───── PASSAGE PROVIDED ─────

Phil turns on the power for sweet 16
In his 19th final, Phil Taylor won his 16th title after a bruising battle with Michael van Gerwan. Two sets to nil and four sets to two ahead in the early running, the Dutchman couldn’t get free from the jaws of the old dog for the hardest of roads and Taylor fought back to win 7-4.
As Sid Waddell once said, “If we’d had Phil Taylor at Hastings against the Normans, they’d have gone home”.
The legendary commentator was about all that was missing from it as Taylor fittingly collected the new Waddell Trophy in front of 3,000 people, yet it all still has its misguided and wayward cynics. They base their jibes on an era when Smith and Jones knocked a sketch out of Dai ‘FatBelly’ Gutbucket and Tommy ‘EvenFatterBelly’ Beltcher making their way towards 501 milligrams of alcohol through a series of single pints and double and treble shots. But if anything, the comedy duo had underestimated the drinking capacity of the top players back then considering the stories and characters of yesteryear.
Honestly, things have changed.
Picking the brilliant brain of Kildare’s Jack McKenna a few years back explained a lot. He recalled seeing the late Jocky Wilson run up a $5,000 alcohol bill in a Toronto hotel during a 10-day stint and the look of disgust when Wilson asked for a Bacardi, and was given a glass of the spirit rather than a pint.
He recalled Limerick man Tommy O’Regan flooring a half-bottle of gin before circumnavigating the board in doubles. He recalled Irish team-mate Charlie Byrne, who used to follow his last dart, tripping over the oche and pulling down a Dundee stage. (It took an hour to put back up and with his first arrow after the restart, the board came down off the wall.) He recalled Northern Ireland’s Fred McMullen, who couldn’t subtract, spending a game asking Cliff Lazerenko what he had to hit to finish and then doing just that. He recalled a Welsh supporter taking off his t-shirt to reveal a dart board tattoo only for Alan Evans to start scoring on his skin. He even recalled a female spectator in New Zealand knocking out a 6’2 bouncer before pulling the door off a squad car upon her removal.

─────

▶ WORK TO COMPLETE
• 1. Copy the stretch of the darts article from "Honestly, things have" through "than a pint.".
• 2. According to the darts article, in front of how many people did Taylor collect the new Waddell Trophy?
• 3. Pick up the darts article after its final sentence and continue it.

───── DATA FOR REVIEW ─────

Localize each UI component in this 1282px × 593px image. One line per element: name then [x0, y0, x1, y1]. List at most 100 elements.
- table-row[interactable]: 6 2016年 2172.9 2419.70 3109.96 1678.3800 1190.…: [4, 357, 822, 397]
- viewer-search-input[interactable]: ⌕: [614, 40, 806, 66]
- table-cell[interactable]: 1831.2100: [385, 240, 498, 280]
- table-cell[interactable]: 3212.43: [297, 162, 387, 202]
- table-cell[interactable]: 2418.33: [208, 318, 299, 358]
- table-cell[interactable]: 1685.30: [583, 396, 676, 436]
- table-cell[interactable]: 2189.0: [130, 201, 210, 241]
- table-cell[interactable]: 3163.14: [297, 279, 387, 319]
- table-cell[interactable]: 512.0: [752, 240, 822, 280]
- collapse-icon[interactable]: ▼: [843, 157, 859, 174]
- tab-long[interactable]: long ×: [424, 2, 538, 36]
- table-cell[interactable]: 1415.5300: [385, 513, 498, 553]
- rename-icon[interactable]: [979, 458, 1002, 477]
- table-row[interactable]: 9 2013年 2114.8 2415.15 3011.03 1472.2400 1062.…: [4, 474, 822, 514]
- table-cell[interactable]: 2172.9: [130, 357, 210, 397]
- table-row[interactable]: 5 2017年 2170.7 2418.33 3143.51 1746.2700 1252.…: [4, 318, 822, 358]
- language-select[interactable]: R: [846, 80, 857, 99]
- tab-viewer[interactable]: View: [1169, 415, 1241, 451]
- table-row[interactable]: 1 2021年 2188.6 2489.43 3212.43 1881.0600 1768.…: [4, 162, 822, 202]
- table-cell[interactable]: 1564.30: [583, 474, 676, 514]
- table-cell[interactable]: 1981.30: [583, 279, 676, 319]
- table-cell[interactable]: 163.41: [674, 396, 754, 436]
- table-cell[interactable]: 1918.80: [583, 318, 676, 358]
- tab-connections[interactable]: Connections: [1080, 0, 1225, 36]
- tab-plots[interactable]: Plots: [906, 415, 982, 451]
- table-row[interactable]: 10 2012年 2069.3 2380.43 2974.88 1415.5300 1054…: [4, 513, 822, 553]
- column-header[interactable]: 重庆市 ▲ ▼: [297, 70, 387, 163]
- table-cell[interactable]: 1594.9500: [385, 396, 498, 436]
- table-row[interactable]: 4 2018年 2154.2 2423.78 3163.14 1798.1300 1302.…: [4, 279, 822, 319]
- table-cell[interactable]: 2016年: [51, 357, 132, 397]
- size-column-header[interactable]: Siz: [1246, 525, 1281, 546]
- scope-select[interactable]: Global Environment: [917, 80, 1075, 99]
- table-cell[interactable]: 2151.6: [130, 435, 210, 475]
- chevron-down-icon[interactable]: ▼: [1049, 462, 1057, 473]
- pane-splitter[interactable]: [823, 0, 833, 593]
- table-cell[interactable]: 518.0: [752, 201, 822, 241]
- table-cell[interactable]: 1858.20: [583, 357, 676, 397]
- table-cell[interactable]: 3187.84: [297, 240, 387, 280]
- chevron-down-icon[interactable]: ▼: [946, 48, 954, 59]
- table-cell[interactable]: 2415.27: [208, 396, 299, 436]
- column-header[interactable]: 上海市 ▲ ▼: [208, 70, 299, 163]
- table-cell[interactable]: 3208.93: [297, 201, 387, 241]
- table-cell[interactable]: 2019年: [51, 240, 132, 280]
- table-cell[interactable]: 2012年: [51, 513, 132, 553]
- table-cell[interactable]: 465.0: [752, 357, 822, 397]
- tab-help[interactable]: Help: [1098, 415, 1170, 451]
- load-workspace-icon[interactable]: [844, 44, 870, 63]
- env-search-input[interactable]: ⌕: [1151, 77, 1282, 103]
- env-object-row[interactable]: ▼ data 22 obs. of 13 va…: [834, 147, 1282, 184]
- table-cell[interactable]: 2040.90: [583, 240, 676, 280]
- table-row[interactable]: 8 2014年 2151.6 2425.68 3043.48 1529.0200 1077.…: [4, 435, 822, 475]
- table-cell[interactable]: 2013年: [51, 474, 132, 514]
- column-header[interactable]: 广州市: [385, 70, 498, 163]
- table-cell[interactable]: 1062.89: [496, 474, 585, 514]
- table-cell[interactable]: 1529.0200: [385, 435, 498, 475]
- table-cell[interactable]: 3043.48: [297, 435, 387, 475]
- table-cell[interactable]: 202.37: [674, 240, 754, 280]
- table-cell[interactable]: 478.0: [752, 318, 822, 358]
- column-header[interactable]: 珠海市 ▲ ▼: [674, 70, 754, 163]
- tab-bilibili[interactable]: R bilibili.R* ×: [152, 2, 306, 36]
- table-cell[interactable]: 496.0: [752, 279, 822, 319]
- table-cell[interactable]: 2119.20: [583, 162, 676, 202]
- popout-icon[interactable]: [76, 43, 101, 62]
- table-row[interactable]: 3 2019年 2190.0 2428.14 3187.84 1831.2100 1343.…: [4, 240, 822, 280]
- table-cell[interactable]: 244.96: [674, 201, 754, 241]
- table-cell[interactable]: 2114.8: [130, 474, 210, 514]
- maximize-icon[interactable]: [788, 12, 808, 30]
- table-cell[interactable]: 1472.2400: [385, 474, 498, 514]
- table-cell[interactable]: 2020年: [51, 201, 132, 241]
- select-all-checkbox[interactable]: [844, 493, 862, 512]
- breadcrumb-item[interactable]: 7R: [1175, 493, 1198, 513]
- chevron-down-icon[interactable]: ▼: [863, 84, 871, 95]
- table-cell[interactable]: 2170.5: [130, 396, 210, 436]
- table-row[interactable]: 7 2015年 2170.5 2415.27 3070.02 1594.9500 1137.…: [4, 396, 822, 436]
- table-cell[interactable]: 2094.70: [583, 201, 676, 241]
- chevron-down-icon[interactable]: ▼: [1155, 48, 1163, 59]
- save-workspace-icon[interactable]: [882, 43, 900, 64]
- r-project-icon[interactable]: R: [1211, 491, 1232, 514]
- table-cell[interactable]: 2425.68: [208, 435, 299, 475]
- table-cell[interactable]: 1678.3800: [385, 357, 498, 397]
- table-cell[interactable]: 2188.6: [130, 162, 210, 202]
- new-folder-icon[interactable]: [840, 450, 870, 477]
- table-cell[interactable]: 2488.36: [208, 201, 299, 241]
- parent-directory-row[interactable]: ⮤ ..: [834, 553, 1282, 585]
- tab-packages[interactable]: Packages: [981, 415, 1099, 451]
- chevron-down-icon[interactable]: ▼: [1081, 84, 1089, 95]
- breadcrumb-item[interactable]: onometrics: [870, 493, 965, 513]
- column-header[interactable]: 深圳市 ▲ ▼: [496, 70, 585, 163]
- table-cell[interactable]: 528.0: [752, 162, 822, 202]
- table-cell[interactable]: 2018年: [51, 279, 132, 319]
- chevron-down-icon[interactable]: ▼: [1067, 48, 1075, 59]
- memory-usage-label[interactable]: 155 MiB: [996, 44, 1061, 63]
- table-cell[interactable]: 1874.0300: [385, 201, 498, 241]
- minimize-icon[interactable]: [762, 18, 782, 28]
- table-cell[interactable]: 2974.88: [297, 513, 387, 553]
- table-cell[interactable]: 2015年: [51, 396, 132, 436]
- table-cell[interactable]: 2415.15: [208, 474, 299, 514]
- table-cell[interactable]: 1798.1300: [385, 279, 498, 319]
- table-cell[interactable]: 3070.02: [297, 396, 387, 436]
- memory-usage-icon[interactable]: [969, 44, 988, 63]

─────

▶ ANSWERS
• 1.
Honestly, things have changed.
Picking the brilliant brain of Kildare’s Jack McKenna a few years back explained a lot. He recalled seeing the late Jocky Wilson run up a $5,000 alcohol bill in a Toronto hotel during a 10-day stint and the look of disgust when Wilson asked for a Bacardi, and was given a glass of the spirit rather than a pint.

• 2. 3,000 people.

• 3.
But these days sustenance has been replaced by skill, comedy with composure. The circus is long over. Indeed it says a lot about the place of darts in the modern sporting spectrum that it’s even carved off a decent chunk of Christmas all for itself and, remarkably, it’s become synonymous with the festive season for so many.
So much of that is down to Taylor as he turned a joke into a drama with both his talent and his business brain, and turned a pub game into entertainment even Sky Sports cannot get enough of. It’ll stay that way if van Gerwan is anything to go by, even in defeat. In the semi-final he very nearly became the first player to hit two successive nine darters, but ended up with only 17 perfect arrows on the trot. Despite the competition, even Taylor will be glad the sport he helped save is in the safest of hands going forward. But the final is about much more than just a few throws, it’s a marathon not a sprint and the Dutchman will have realised that after this.
The night of high drama at London’s Alexandra Palace we’ve come to expect. The champion we’ve come to expect as well.